Can you find the lines of the listing that include "with" and copy every one?

◆ ◆ ◆ ◆ ◆

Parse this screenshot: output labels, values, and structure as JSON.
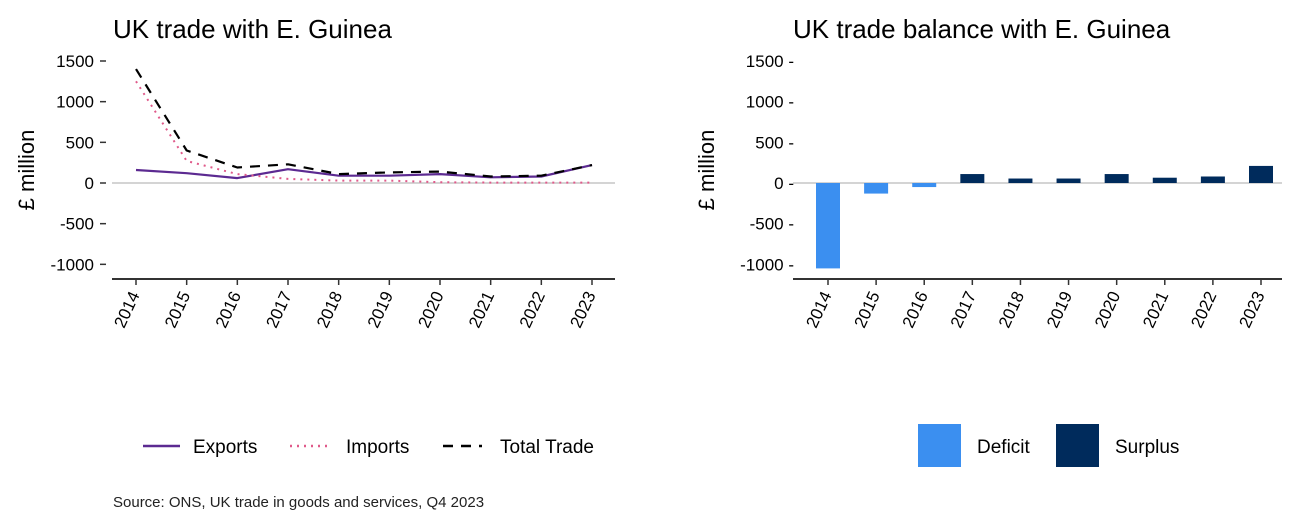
{
  "chart_data": [
    {
      "type": "line",
      "title": "UK trade with E. Guinea",
      "ylabel": "£ million",
      "xlabel": "",
      "x": [
        "2014",
        "2015",
        "2016",
        "2017",
        "2018",
        "2019",
        "2020",
        "2021",
        "2022",
        "2023"
      ],
      "ylim": [
        -1200,
        1500
      ],
      "yticks": [
        1500,
        1000,
        500,
        0,
        -500,
        -1000
      ],
      "ytick_labels": [
        "1500",
        "1000",
        "500",
        "0",
        "-500",
        "-1000"
      ],
      "series": [
        {
          "name": "Exports",
          "values": [
            160,
            120,
            60,
            170,
            90,
            90,
            110,
            70,
            80,
            220
          ],
          "color": "#5c2a91",
          "style": "solid"
        },
        {
          "name": "Imports",
          "values": [
            1250,
            270,
            110,
            50,
            30,
            30,
            10,
            5,
            5,
            5
          ],
          "color": "#e05a8a",
          "style": "dotted"
        },
        {
          "name": "Total Trade",
          "values": [
            1400,
            400,
            190,
            230,
            110,
            130,
            140,
            80,
            90,
            220
          ],
          "color": "#000000",
          "style": "dashed"
        }
      ],
      "legend_position": "bottom"
    },
    {
      "type": "bar",
      "title": "UK trade balance with E. Guinea",
      "ylabel": "£ million",
      "xlabel": "",
      "categories": [
        "2014",
        "2015",
        "2016",
        "2017",
        "2018",
        "2019",
        "2020",
        "2021",
        "2022",
        "2023"
      ],
      "values": [
        -1050,
        -130,
        -50,
        110,
        55,
        55,
        110,
        65,
        80,
        210
      ],
      "ylim": [
        -1200,
        1500
      ],
      "yticks": [
        1500,
        1000,
        500,
        0,
        -500,
        -1000
      ],
      "ytick_labels": [
        "1500 -",
        "1000 -",
        "500 -",
        "0 -",
        "-500 -",
        "-1000 -"
      ],
      "series": [
        {
          "name": "Deficit",
          "color": "#3b8ff0"
        },
        {
          "name": "Surplus",
          "color": "#002b5c"
        }
      ],
      "legend_position": "bottom"
    }
  ],
  "source": "Source: ONS, UK trade in goods and services, Q4 2023"
}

◆ ◆ ◆ ◆ ◆

* **Completed task**
      "title": "UK trade with E. Guinea",
      "title": "UK trade balance with E. Guinea",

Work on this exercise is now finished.